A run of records
==================================================

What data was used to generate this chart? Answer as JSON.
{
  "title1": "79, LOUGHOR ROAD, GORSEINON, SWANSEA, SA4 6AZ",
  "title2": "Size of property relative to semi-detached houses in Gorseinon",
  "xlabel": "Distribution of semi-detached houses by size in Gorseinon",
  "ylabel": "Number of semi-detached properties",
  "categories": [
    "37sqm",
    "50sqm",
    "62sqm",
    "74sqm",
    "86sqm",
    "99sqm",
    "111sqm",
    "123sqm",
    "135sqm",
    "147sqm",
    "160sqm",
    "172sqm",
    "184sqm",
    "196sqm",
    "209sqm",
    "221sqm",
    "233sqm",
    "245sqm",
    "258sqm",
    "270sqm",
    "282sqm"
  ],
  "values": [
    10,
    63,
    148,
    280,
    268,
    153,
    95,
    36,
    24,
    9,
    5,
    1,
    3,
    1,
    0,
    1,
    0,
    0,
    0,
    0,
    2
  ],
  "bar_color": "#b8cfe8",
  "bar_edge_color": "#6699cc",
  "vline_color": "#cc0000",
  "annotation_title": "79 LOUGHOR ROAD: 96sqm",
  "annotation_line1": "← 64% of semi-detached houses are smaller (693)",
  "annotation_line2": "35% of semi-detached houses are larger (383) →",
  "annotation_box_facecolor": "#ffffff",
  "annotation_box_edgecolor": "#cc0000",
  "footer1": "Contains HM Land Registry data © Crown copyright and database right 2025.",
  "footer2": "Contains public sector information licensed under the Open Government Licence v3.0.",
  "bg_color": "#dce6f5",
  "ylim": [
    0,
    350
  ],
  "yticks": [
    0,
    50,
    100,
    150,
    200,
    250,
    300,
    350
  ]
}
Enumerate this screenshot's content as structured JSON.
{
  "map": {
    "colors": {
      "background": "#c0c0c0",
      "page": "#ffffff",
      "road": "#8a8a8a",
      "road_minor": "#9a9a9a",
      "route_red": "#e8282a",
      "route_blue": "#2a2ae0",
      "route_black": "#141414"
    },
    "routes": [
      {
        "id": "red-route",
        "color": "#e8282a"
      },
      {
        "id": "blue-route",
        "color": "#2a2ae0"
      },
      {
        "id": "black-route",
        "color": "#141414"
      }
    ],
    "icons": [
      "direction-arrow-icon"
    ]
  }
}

==================================================

■ Requirements
Write out the data exactly as it stands.

■ The answer
What data was used to generate this chart? Answer as JSON.
{
  "title1": "79, LOUGHOR ROAD, GORSEINON, SWANSEA, SA4 6AZ",
  "title2": "Size of property relative to semi-detached houses in Gorseinon",
  "xlabel": "Distribution of semi-detached houses by size in Gorseinon",
  "ylabel": "Number of semi-detached properties",
  "categories": [
    "37sqm",
    "50sqm",
    "62sqm",
    "74sqm",
    "86sqm",
    "99sqm",
    "111sqm",
    "123sqm",
    "135sqm",
    "147sqm",
    "160sqm",
    "172sqm",
    "184sqm",
    "196sqm",
    "209sqm",
    "221sqm",
    "233sqm",
    "245sqm",
    "258sqm",
    "270sqm",
    "282sqm"
  ],
  "values": [
    10,
    63,
    148,
    280,
    268,
    153,
    95,
    36,
    24,
    9,
    5,
    1,
    3,
    1,
    0,
    1,
    0,
    0,
    0,
    0,
    2
  ],
  "bar_color": "#b8cfe8",
  "bar_edge_color": "#6699cc",
  "vline_color": "#cc0000",
  "annotation_title": "79 LOUGHOR ROAD: 96sqm",
  "annotation_line1": "← 64% of semi-detached houses are smaller (693)",
  "annotation_line2": "35% of semi-detached houses are larger (383) →",
  "annotation_box_facecolor": "#ffffff",
  "annotation_box_edgecolor": "#cc0000",
  "footer1": "Contains HM Land Registry data © Crown copyright and database right 2025.",
  "footer2": "Contains public sector information licensed under the Open Government Licence v3.0.",
  "bg_color": "#dce6f5",
  "ylim": [
    0,
    350
  ],
  "yticks": [
    0,
    50,
    100,
    150,
    200,
    250,
    300,
    350
  ]
}
Enumerate this screenshot's content as structured JSON.
{
  "map": {
    "colors": {
      "background": "#c0c0c0",
      "page": "#ffffff",
      "road": "#8a8a8a",
      "road_minor": "#9a9a9a",
      "route_red": "#e8282a",
      "route_blue": "#2a2ae0",
      "route_black": "#141414"
    },
    "routes": [
      {
        "id": "red-route",
        "color": "#e8282a"
      },
      {
        "id": "blue-route",
        "color": "#2a2ae0"
      },
      {
        "id": "black-route",
        "color": "#141414"
      }
    ],
    "icons": [
      "direction-arrow-icon"
    ]
  }
}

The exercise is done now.